-- BEGIN THE RECORDS --
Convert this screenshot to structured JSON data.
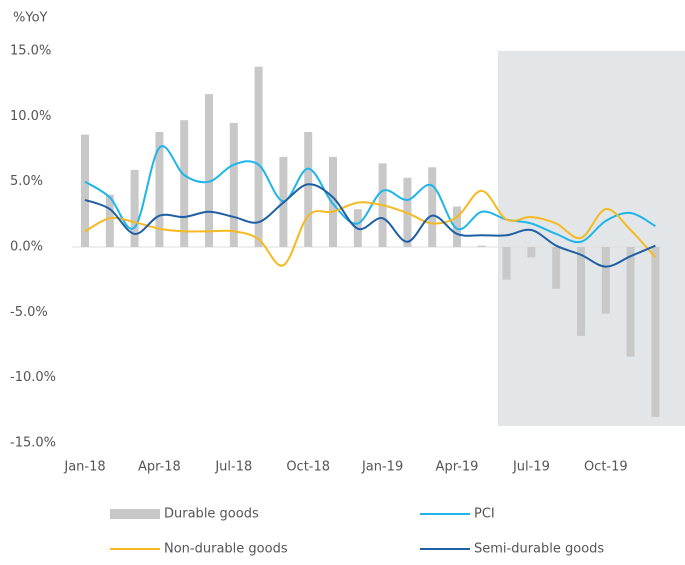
{
  "chart_data": {
    "type": "bar",
    "y_axis_label": "%YoY",
    "categories": [
      "Jan-18",
      null,
      null,
      "Apr-18",
      null,
      null,
      "Jul-18",
      null,
      null,
      "Oct-18",
      null,
      null,
      "Jan-19",
      null,
      null,
      "Apr-19",
      null,
      null,
      "Jul-19",
      null,
      null,
      "Oct-19",
      null,
      null
    ],
    "series": [
      {
        "name": "Durable goods",
        "type": "bar",
        "color": "#c8c8c8",
        "values": [
          8.6,
          4.0,
          5.9,
          8.8,
          9.7,
          11.7,
          9.5,
          13.8,
          6.9,
          8.8,
          6.9,
          2.9,
          6.4,
          5.3,
          6.1,
          3.1,
          0.1,
          -2.5,
          -0.8,
          -3.2,
          -6.8,
          -5.1,
          -8.4,
          -13.0
        ]
      },
      {
        "name": "PCI",
        "type": "line",
        "color": "#1fb5e8",
        "values": [
          5.0,
          3.8,
          1.5,
          7.6,
          5.5,
          5.0,
          6.3,
          6.3,
          3.5,
          6.0,
          3.3,
          1.8,
          4.3,
          3.6,
          4.7,
          1.4,
          2.7,
          2.1,
          1.8,
          1.0,
          0.4,
          2.0,
          2.6,
          1.6
        ]
      },
      {
        "name": "Non-durable goods",
        "type": "line",
        "color": "#f5b921",
        "values": [
          1.2,
          2.2,
          1.9,
          1.4,
          1.2,
          1.2,
          1.2,
          0.6,
          -1.4,
          2.4,
          2.7,
          3.4,
          3.2,
          2.6,
          1.8,
          2.3,
          4.3,
          2.1,
          2.3,
          1.8,
          0.7,
          2.9,
          1.3,
          -0.8
        ]
      },
      {
        "name": "Semi-durable goods",
        "type": "line",
        "color": "#1f5fa5",
        "values": [
          3.6,
          2.9,
          1.0,
          2.4,
          2.3,
          2.7,
          2.3,
          1.9,
          3.4,
          4.8,
          3.8,
          1.4,
          2.2,
          0.4,
          2.4,
          1.0,
          0.9,
          0.9,
          1.3,
          0.1,
          -0.6,
          -1.5,
          -0.7,
          0.1
        ]
      }
    ],
    "ylim": [
      -15,
      15
    ],
    "yticks": [
      {
        "value": -15,
        "label": "-15.0%"
      },
      {
        "value": -10,
        "label": "-10.0%"
      },
      {
        "value": -5,
        "label": "-5.0%"
      },
      {
        "value": 0,
        "label": "0.0%"
      },
      {
        "value": 5,
        "label": "5.0%"
      },
      {
        "value": 10,
        "label": "10.0%"
      },
      {
        "value": 15,
        "label": "15.0%"
      }
    ],
    "grid": false
  }
}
-- END THE RECORDS --
# OBJECTIVE:
Copy out all of the material exactly as written, without its pictures.

# FINAL RESULT:
Convert this screenshot to structured JSON data.
{
  "chart_data": {
    "type": "bar",
    "y_axis_label": "%YoY",
    "categories": [
      "Jan-18",
      null,
      null,
      "Apr-18",
      null,
      null,
      "Jul-18",
      null,
      null,
      "Oct-18",
      null,
      null,
      "Jan-19",
      null,
      null,
      "Apr-19",
      null,
      null,
      "Jul-19",
      null,
      null,
      "Oct-19",
      null,
      null
    ],
    "series": [
      {
        "name": "Durable goods",
        "type": "bar",
        "color": "#c8c8c8",
        "values": [
          8.6,
          4.0,
          5.9,
          8.8,
          9.7,
          11.7,
          9.5,
          13.8,
          6.9,
          8.8,
          6.9,
          2.9,
          6.4,
          5.3,
          6.1,
          3.1,
          0.1,
          -2.5,
          -0.8,
          -3.2,
          -6.8,
          -5.1,
          -8.4,
          -13.0
        ]
      },
      {
        "name": "PCI",
        "type": "line",
        "color": "#1fb5e8",
        "values": [
          5.0,
          3.8,
          1.5,
          7.6,
          5.5,
          5.0,
          6.3,
          6.3,
          3.5,
          6.0,
          3.3,
          1.8,
          4.3,
          3.6,
          4.7,
          1.4,
          2.7,
          2.1,
          1.8,
          1.0,
          0.4,
          2.0,
          2.6,
          1.6
        ]
      },
      {
        "name": "Non-durable goods",
        "type": "line",
        "color": "#f5b921",
        "values": [
          1.2,
          2.2,
          1.9,
          1.4,
          1.2,
          1.2,
          1.2,
          0.6,
          -1.4,
          2.4,
          2.7,
          3.4,
          3.2,
          2.6,
          1.8,
          2.3,
          4.3,
          2.1,
          2.3,
          1.8,
          0.7,
          2.9,
          1.3,
          -0.8
        ]
      },
      {
        "name": "Semi-durable goods",
        "type": "line",
        "color": "#1f5fa5",
        "values": [
          3.6,
          2.9,
          1.0,
          2.4,
          2.3,
          2.7,
          2.3,
          1.9,
          3.4,
          4.8,
          3.8,
          1.4,
          2.2,
          0.4,
          2.4,
          1.0,
          0.9,
          0.9,
          1.3,
          0.1,
          -0.6,
          -1.5,
          -0.7,
          0.1
        ]
      }
    ],
    "ylim": [
      -15,
      15
    ],
    "yticks": [
      {
        "value": -15,
        "label": "-15.0%"
      },
      {
        "value": -10,
        "label": "-10.0%"
      },
      {
        "value": -5,
        "label": "-5.0%"
      },
      {
        "value": 0,
        "label": "0.0%"
      },
      {
        "value": 5,
        "label": "5.0%"
      },
      {
        "value": 10,
        "label": "10.0%"
      },
      {
        "value": 15,
        "label": "15.0%"
      }
    ],
    "grid": false
  }
}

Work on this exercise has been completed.